> _DATASET RECORDS_
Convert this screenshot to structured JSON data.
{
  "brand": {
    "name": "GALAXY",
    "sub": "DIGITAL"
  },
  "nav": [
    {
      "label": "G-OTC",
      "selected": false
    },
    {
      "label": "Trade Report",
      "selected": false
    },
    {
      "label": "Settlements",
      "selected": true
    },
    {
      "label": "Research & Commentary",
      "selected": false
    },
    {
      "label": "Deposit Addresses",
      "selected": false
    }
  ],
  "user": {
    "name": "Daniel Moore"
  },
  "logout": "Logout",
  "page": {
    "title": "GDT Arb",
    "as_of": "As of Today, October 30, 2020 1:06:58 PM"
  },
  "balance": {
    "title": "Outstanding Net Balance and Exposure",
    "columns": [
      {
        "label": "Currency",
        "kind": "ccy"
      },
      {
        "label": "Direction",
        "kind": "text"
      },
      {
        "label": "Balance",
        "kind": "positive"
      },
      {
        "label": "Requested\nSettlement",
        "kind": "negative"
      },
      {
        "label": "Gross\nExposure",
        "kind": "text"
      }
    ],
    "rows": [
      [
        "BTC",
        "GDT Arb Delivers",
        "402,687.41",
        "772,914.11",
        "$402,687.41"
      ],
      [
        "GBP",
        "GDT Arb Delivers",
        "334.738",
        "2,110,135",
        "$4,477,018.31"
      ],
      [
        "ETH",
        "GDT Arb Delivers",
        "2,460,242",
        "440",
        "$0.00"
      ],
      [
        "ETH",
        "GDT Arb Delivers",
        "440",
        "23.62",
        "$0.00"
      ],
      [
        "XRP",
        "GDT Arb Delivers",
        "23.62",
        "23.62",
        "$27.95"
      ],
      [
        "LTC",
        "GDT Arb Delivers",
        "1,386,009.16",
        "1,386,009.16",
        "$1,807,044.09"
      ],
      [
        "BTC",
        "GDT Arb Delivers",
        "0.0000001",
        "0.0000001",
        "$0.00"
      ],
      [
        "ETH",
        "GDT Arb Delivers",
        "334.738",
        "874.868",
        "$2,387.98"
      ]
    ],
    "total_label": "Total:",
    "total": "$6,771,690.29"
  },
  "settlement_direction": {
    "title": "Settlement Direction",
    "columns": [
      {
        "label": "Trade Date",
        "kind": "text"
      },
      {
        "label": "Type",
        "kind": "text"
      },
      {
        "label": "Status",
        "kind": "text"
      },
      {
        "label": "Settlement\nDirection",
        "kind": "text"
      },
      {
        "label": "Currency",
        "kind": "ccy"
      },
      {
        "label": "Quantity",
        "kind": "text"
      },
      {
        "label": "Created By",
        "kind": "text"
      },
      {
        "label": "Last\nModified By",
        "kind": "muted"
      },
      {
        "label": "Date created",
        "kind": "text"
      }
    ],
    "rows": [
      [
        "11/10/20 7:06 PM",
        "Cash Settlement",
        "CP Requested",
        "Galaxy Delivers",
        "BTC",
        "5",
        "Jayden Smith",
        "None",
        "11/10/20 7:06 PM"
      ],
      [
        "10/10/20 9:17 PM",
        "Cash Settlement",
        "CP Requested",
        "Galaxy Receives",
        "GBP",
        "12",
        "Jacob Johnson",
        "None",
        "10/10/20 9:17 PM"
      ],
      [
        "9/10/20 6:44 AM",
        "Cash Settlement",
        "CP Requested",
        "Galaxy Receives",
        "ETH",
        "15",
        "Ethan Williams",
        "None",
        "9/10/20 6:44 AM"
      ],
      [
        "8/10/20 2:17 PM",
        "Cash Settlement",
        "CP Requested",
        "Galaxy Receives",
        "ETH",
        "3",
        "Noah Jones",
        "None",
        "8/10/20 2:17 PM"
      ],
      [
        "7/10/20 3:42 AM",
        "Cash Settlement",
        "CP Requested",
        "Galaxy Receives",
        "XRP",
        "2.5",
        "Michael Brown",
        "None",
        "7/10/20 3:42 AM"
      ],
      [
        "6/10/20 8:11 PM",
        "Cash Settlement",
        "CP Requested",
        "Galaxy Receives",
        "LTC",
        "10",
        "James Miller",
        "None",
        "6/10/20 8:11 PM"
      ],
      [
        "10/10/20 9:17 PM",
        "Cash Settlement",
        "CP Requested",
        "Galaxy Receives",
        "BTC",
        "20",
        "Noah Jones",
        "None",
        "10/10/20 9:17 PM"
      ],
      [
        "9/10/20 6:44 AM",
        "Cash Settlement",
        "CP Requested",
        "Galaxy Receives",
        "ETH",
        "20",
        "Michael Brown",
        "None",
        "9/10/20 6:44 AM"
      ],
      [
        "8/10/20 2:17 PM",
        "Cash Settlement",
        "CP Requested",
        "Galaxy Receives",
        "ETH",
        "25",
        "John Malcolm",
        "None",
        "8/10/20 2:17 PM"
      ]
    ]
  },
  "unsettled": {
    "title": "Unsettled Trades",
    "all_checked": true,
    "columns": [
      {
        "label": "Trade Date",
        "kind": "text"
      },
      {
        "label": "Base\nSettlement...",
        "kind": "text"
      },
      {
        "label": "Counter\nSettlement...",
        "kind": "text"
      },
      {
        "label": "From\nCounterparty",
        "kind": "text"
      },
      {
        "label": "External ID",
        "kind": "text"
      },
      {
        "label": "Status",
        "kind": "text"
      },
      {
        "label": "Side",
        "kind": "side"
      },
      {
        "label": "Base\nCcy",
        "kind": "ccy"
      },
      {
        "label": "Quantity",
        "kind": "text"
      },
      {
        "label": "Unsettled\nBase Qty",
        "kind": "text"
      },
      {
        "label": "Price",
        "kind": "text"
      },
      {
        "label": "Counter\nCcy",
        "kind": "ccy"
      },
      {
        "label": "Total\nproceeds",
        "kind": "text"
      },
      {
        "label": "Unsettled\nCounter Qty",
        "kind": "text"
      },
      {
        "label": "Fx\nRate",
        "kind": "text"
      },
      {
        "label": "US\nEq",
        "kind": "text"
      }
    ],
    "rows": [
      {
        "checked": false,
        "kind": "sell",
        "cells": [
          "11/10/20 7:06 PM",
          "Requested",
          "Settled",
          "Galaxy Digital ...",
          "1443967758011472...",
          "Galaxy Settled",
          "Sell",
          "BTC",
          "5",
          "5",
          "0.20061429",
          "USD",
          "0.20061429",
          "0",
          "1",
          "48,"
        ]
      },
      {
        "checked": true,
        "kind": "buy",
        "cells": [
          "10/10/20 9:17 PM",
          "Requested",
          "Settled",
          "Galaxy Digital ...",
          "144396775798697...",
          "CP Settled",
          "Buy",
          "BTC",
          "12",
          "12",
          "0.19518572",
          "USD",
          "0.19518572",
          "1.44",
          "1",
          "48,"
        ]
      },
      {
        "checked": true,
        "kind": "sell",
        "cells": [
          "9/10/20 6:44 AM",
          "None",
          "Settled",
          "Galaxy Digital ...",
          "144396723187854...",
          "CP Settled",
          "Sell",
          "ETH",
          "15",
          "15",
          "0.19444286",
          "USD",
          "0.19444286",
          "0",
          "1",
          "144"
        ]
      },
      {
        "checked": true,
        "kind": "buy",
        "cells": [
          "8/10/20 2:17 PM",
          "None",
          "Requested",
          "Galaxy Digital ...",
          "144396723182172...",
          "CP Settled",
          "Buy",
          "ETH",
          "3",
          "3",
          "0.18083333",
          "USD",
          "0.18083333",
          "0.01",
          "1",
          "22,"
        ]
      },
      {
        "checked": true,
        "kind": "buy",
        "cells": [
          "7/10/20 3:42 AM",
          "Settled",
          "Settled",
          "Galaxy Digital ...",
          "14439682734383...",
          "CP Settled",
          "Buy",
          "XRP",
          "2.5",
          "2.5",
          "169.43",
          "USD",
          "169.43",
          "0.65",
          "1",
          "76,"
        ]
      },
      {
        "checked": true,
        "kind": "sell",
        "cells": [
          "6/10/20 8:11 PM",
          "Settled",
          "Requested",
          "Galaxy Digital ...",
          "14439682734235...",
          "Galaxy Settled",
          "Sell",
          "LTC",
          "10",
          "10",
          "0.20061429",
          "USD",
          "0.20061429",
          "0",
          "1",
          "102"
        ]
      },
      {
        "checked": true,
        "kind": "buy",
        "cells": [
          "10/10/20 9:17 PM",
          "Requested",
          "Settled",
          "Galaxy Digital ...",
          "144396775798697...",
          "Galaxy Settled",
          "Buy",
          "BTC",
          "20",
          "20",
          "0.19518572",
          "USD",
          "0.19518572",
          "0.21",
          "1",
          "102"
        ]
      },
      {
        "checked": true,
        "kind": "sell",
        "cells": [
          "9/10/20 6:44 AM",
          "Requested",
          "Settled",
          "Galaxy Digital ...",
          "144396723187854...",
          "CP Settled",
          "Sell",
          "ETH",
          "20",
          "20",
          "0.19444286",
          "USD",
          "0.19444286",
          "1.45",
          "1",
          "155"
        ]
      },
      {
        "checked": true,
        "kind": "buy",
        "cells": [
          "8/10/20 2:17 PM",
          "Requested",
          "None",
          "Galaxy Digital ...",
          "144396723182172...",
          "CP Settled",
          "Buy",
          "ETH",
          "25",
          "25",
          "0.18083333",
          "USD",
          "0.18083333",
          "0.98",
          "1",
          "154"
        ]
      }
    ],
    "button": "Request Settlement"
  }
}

> _THE REQUEST_
Tally up how many lines in the preceding listing contain the word "title". Give nothing but the number.

> _EXERCISE OUTPUT_
4